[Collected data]
>>>
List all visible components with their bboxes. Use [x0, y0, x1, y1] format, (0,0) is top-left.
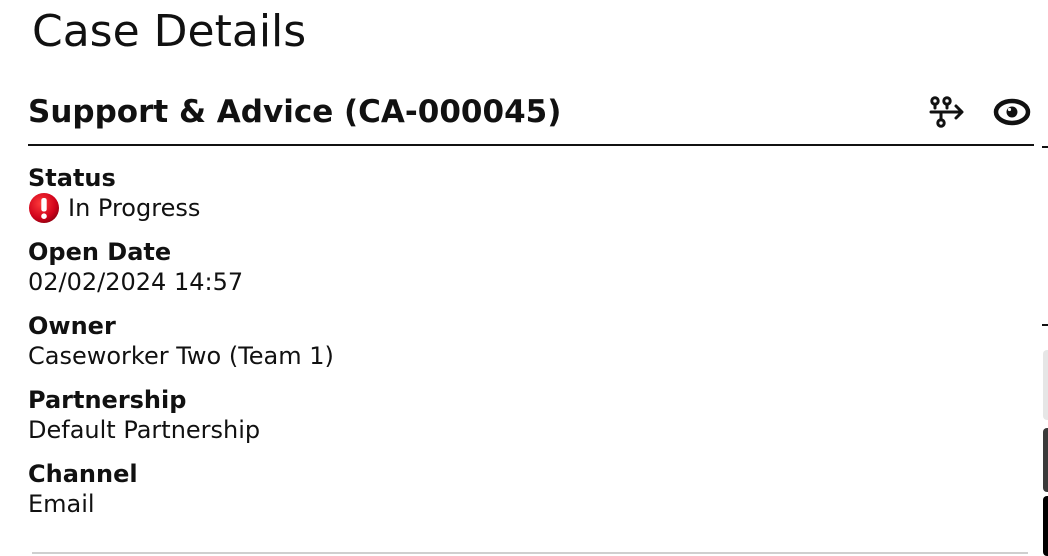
status-value-row: In Progress: [28, 192, 1034, 224]
adjacent-panel-tab[interactable]: [1043, 496, 1048, 556]
open-date-value: 02/02/2024 14:57: [28, 268, 244, 296]
adjacent-panel-divider: [1042, 324, 1048, 326]
channel-label: Channel: [28, 460, 138, 488]
case-fields: Status In Progress Open Date 02/02/2024 …: [28, 146, 1034, 520]
workflow-icon: [929, 96, 964, 128]
partnership-value: Default Partnership: [28, 416, 261, 444]
field-channel: Channel Email: [28, 460, 1034, 520]
field-open-date: Open Date 02/02/2024 14:57: [28, 238, 1034, 298]
owner-label: Owner: [28, 312, 116, 340]
section-divider: [32, 552, 1028, 554]
case-title: Support & Advice (CA-000045): [28, 94, 562, 130]
field-owner: Owner Caseworker Two (Team 1): [28, 312, 1034, 372]
case-card-header: Support & Advice (CA-000045): [28, 86, 1034, 146]
alert-icon: [29, 193, 59, 223]
adjacent-panel-tab[interactable]: [1043, 350, 1048, 420]
owner-value: Caseworker Two (Team 1): [28, 342, 334, 370]
field-status: Status In Progress: [28, 164, 1034, 224]
field-partnership: Partnership Default Partnership: [28, 386, 1034, 446]
view-button[interactable]: [990, 92, 1034, 132]
adjacent-panel-divider: [1042, 146, 1048, 148]
open-date-label: Open Date: [28, 238, 172, 266]
adjacent-panel-tab[interactable]: [1043, 428, 1048, 492]
partnership-label: Partnership: [28, 386, 187, 414]
status-value: In Progress: [68, 194, 201, 222]
page-title: Case Details: [32, 6, 307, 57]
workflow-button[interactable]: [926, 92, 970, 132]
channel-value: Email: [28, 490, 95, 518]
status-label: Status: [28, 164, 116, 192]
eye-icon: [993, 98, 1031, 126]
case-header-actions: [906, 92, 1034, 132]
case-details-page: Case Details Support & Advice (CA-000045…: [0, 0, 1048, 556]
case-card: Support & Advice (CA-000045) Status In P…: [28, 86, 1034, 534]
<<<
DIRECTIONS: Rename "Caseworker Two" to "Caseworker Five" throughout the records and give them again with nothing else changed. Omit the pictures.

WRITTEN ANSWER:
List all visible components with their bboxes. Use [x0, y0, x1, y1] format, (0,0) is top-left.
status-value-row: In Progress: [28, 192, 1034, 224]
adjacent-panel-tab[interactable]: [1043, 496, 1048, 556]
open-date-value: 02/02/2024 14:57: [28, 268, 244, 296]
adjacent-panel-divider: [1042, 324, 1048, 326]
channel-label: Channel: [28, 460, 138, 488]
case-fields: Status In Progress Open Date 02/02/2024 …: [28, 146, 1034, 520]
workflow-icon: [929, 96, 964, 128]
partnership-value: Default Partnership: [28, 416, 261, 444]
field-channel: Channel Email: [28, 460, 1034, 520]
field-open-date: Open Date 02/02/2024 14:57: [28, 238, 1034, 298]
owner-label: Owner: [28, 312, 116, 340]
section-divider: [32, 552, 1028, 554]
case-title: Support & Advice (CA-000045): [28, 94, 562, 130]
field-owner: Owner Caseworker Five (Team 1): [28, 312, 1034, 372]
case-card-header: Support & Advice (CA-000045): [28, 86, 1034, 146]
alert-icon: [29, 193, 59, 223]
adjacent-panel-tab[interactable]: [1043, 350, 1048, 420]
owner-value: Caseworker Five (Team 1): [28, 342, 334, 370]
field-status: Status In Progress: [28, 164, 1034, 224]
field-partnership: Partnership Default Partnership: [28, 386, 1034, 446]
view-button[interactable]: [990, 92, 1034, 132]
adjacent-panel-divider: [1042, 146, 1048, 148]
open-date-label: Open Date: [28, 238, 172, 266]
adjacent-panel-tab[interactable]: [1043, 428, 1048, 492]
partnership-label: Partnership: [28, 386, 187, 414]
status-value: In Progress: [68, 194, 201, 222]
page-title: Case Details: [32, 6, 307, 57]
workflow-button[interactable]: [926, 92, 970, 132]
channel-value: Email: [28, 490, 95, 518]
status-label: Status: [28, 164, 116, 192]
eye-icon: [993, 98, 1031, 126]
case-header-actions: [906, 92, 1034, 132]
case-details-page: Case Details Support & Advice (CA-000045…: [0, 0, 1048, 556]
case-card: Support & Advice (CA-000045) Status In P…: [28, 86, 1034, 534]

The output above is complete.